WRITTEN INSTRUCTION — Locate all lines in the data below that hold "isométricos" and show them.

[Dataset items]

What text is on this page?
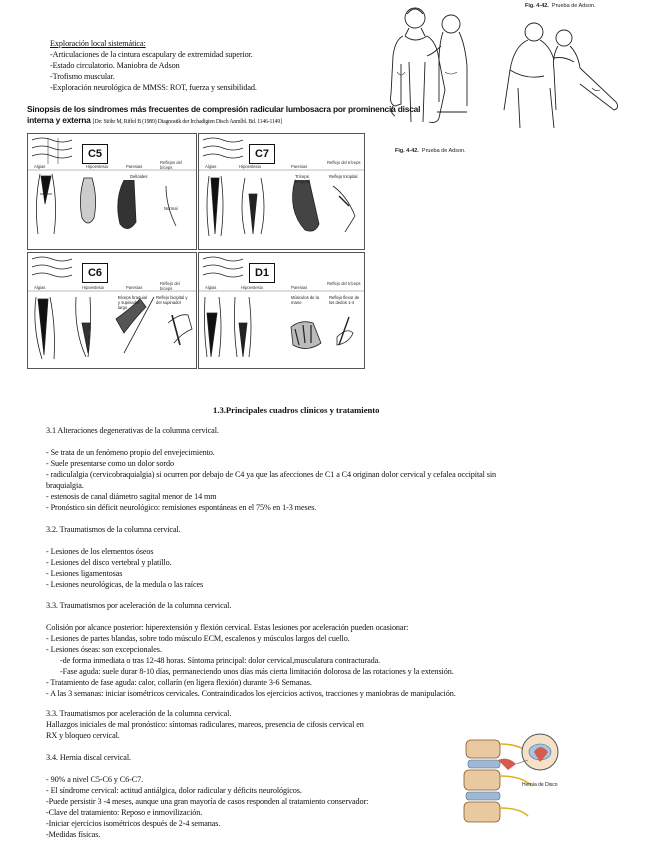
Exploración local sistemática:
-Articulaciones de la cintura escapulary de extremidad superior.
-Estado circulatorio. Maniobra de Adson
-Trofismo muscular.
-Exploración neurológica de MMSS: ROT, fuerza y sensibilidad.
Fig. 4-42. Prueba de Adson.
Fig. 4-42. Prueba de Adson.
Sinopsis de los síndromes más frecuentes de compresión radicular lumbosacra por prominencia discal
interna y externa [De: Stöhr M, Riffel B (1989) Diagnostik der Irchadigten Disch Anmlbl. Bd. 1146-1149]
C5
Algias	Hipoestesia	Paresias
Reflejos del bíceps
Deltoides
Normal
C7
Algias	Hipoestesia	Paresias
Reflejo del tríceps
Tríceps braquial
Reflejo tricipital
C6
Algias	Hipoestesia	Paresias
Reflejo del bíceps
Bíceps braquial y supinador largo
Reflejo bicipital y del supinador
D1
Algias	Hipoestesia	Paresias
Reflejo del tríceps
Músculos de la mano
Reflejo flexor de los dedos 1-4
1.3.Principales cuadros clínicos y tratamiento
3.1 Alteraciones degenerativas de la columna cervical.
- Se trata de un fenómeno propio del envejecimiento.
- Suele presentarse como un dolor sordo
- radiculalgia (cervicobraquialgia) si ocurren por debajo de C4 ya que las afecciones de C1 a C4 originan dolor cervical y cefalea occipital sin
braquialgia.
- estenosis de canal diámetro sagital menor de 14 mm
- Pronóstico sin déficit neurológico: remisiones espontáneas en el 75% en 1-3 meses.
3.2. Traumatismos de la columna cervical.
- Lesiones de los elementos óseos
- Lesiones del disco vertebral y platillo.
- Lesiones ligamentosas
- Lesiones neurológicas, de la medula o las raíces
3.3. Traumatismos por aceleración de la columna cervical.
Colisión por alcance posterior: hiperextensión y flexión cervical. Estas lesiones por aceleración pueden ocasionar:
- Lesiones de partes blandas, sobre todo músculo ECM, escalenos y músculos largos del cuello.
- Lesiones óseas: son excepcionales.
-de forma inmediata o tras 12-48 horas. Síntoma principal: dolor cervical,musculatura contracturada.
-Fase aguda: suele durar 8-10 días, permaneciendo unos días más cierta limitación dolorosa de las rotaciones y la extensión.
- Tratamiento de fase aguda: calor, collarín (en ligera flexión) durante 3-6 Semanas.
- A las 3 semanas: iniciar isométricos cervicales. Contraindicados los ejercicios activos, tracciones y maniobras de manipulación.
3.3. Traumatismos por aceleración de la columna cervical.
Hallazgos iniciales de mal pronóstico: síntomas radiculares, mareos, presencia de cifosis cervical en
RX y bloqueo cervical.
3.4. Hernia discal cervical.
- 90% a nivel C5-C6 y C6-C7.
- El síndrome cervical: actitud antiálgica, dolor radicular y déficits neurológicos.
-Puede persistir 3 -4 meses, aunque una gran mayoría de casos responden al tratamiento conservador:
-Clave del tratamiento: Reposo e inmovilización.
-Iniciar ejercicios isométricos después de 2-4 semanas.
-Medidas físicas.
Hernia de Disco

ANSWER IN FULL —
- A las 3 semanas: iniciar isométricos cervicales. Contraindicados los ejercicios activos, tracciones y maniobras de manipulación.
-Iniciar ejercicios isométricos después de 2-4 semanas.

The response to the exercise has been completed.